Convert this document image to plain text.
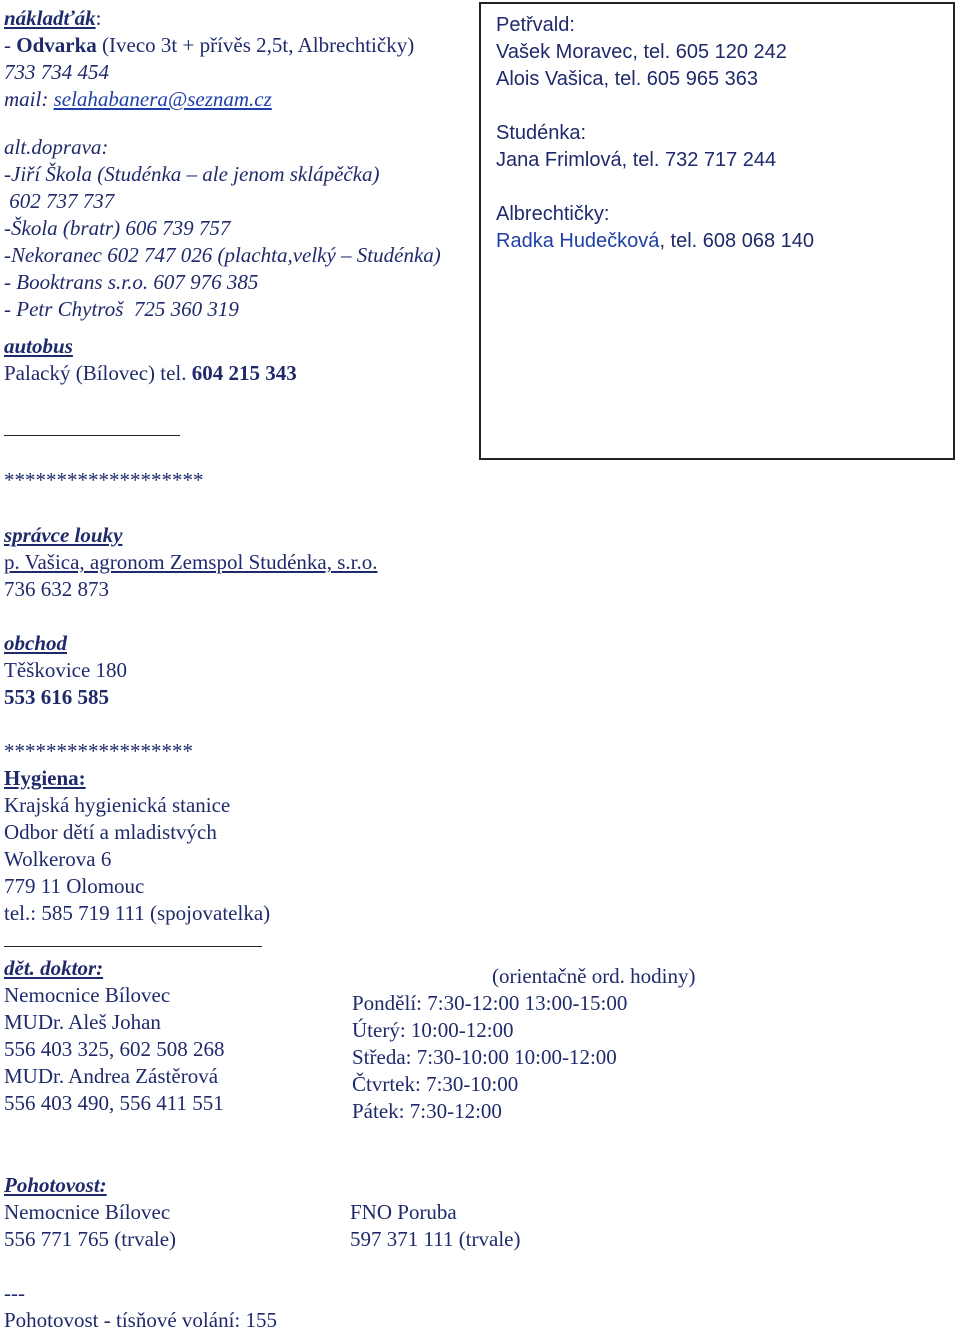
nákladťák:
- Odvarka (Iveco 3t + přívěs 2,5t, Albrechtičky)
733 734 454
mail: selahabanera@seznam.cz
alt.doprava:
-Jiří Škola (Studénka – ale jenom sklápěčka)
602 737 737
-Škola (bratr) 606 739 757
-Nekoranec 602 747 026 (plachta,velký – Studénka)
- Booktrans s.r.o. 607 976 385
- Petr Chytroš  725 360 319
Petřvald:
Vašek Moravec, tel. 605 120 242
Alois Vašica, tel. 605 965 363
Studénka:
Jana Frimlová, tel. 732 717 244
Albrechtičky:
Radka Hudečková, tel. 608 068 140
autobus
Palacký (Bílovec) tel. 604 215 343
*******************
správce louky
p. Vašica, agronom Zemspol Studénka, s.r.o.
736 632 873
obchod
Těškovice 180
553 616 585
******************
Hygiena:
Krajská hygienická stanice
Odbor dětí a mladistvých
Wolkerova 6
779 11 Olomouc
tel.: 585 719 111 (spojovatelka)
dět. doktor:
Nemocnice Bílovec
MUDr. Aleš Johan
556 403 325, 602 508 268
MUDr. Andrea Zástěrová
556 403 490, 556 411 551
(orientačně ord. hodiny)
Pondělí: 7:30-12:00 13:00-15:00
Úterý: 10:00-12:00
Středa: 7:30-10:00 10:00-12:00
Čtvrtek: 7:30-10:00
Pátek: 7:30-12:00
Pohotovost:
Nemocnice Bílovec
556 771 765 (trvale)
FNO Poruba
597 371 111 (trvale)
---
Pohotovost - tísňové volání: 155
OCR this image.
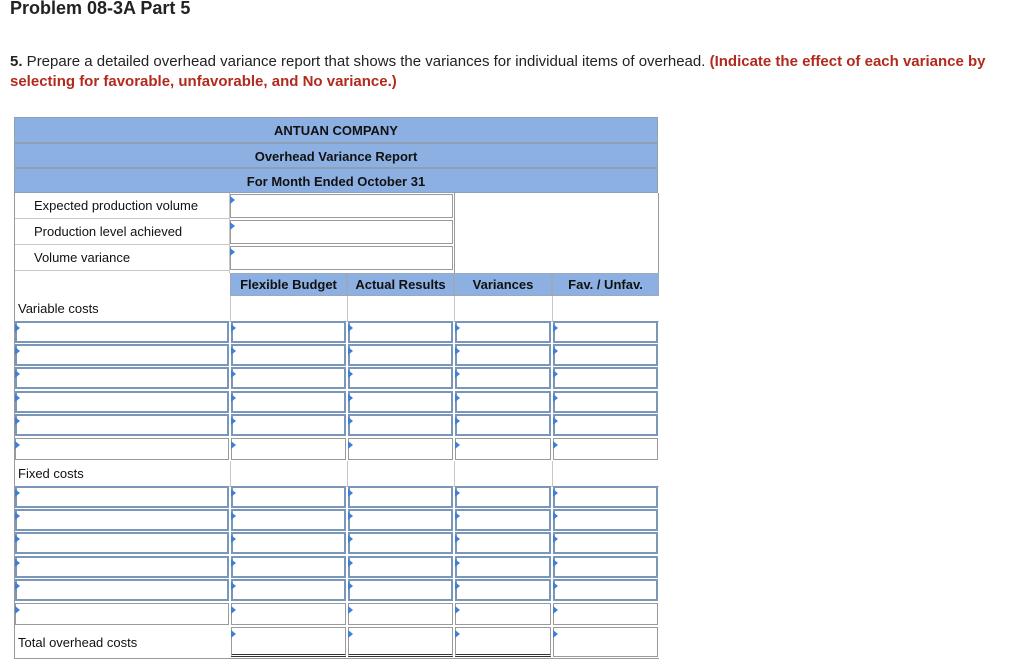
Problem 08-3A Part 5
5. Prepare a detailed overhead variance report that shows the variances for individual items of overhead. (Indicate the effect of each variance by selecting for favorable, unfavorable, and No variance.)
ANTUAN COMPANY
Overhead Variance Report
For Month Ended October 31
Expected production volume
Production level achieved
Volume variance
Flexible Budget	Actual Results	Variances	Fav. / Unfav.
Variable costs
Fixed costs
Total overhead costs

## EXERCISE INSTRUCTIONS
All the material shown above is to be copied exactly, with no pictures carried over.

## ANSWER TO THE PROBLEM
Convert this document image to plain text.
nákladťák:
- Odvarka (Iveco 3t + přívěs 2,5t, Albrechtičky)
733 734 454
mail: selahabanera@seznam.cz
alt.doprava:
-Jiří Škola (Studénka – ale jenom sklápěčka)
602 737 737
-Škola (bratr) 606 739 757
-Nekoranec 602 747 026 (plachta,velký – Studénka)
- Booktrans s.r.o. 607 976 385
- Petr Chytroš  725 360 319
Petřvald:
Vašek Moravec, tel. 605 120 242
Alois Vašica, tel. 605 965 363
Studénka:
Jana Frimlová, tel. 732 717 244
Albrechtičky:
Radka Hudečková, tel. 608 068 140
autobus
Palacký (Bílovec) tel. 604 215 343
*******************
správce louky
p. Vašica, agronom Zemspol Studénka, s.r.o.
736 632 873
obchod
Těškovice 180
553 616 585
******************
Hygiena:
Krajská hygienická stanice
Odbor dětí a mladistvých
Wolkerova 6
779 11 Olomouc
tel.: 585 719 111 (spojovatelka)
dět. doktor:
Nemocnice Bílovec
MUDr. Aleš Johan
556 403 325, 602 508 268
MUDr. Andrea Zástěrová
556 403 490, 556 411 551
(orientačně ord. hodiny)
Pondělí: 7:30-12:00 13:00-15:00
Úterý: 10:00-12:00
Středa: 7:30-10:00 10:00-12:00
Čtvrtek: 7:30-10:00
Pátek: 7:30-12:00
Pohotovost:
Nemocnice Bílovec
556 771 765 (trvale)
FNO Poruba
597 371 111 (trvale)
---
Pohotovost - tísňové volání: 155
OCR this image.
Problem 08-3A Part 5
5. Prepare a detailed overhead variance report that shows the variances for individual items of overhead. (Indicate the effect of each variance by selecting for favorable, unfavorable, and No variance.)
ANTUAN COMPANY
Overhead Variance Report
For Month Ended October 31
Expected production volume
Production level achieved
Volume variance
Flexible Budget	Actual Results	Variances	Fav. / Unfav.
Variable costs
Fixed costs
Total overhead costs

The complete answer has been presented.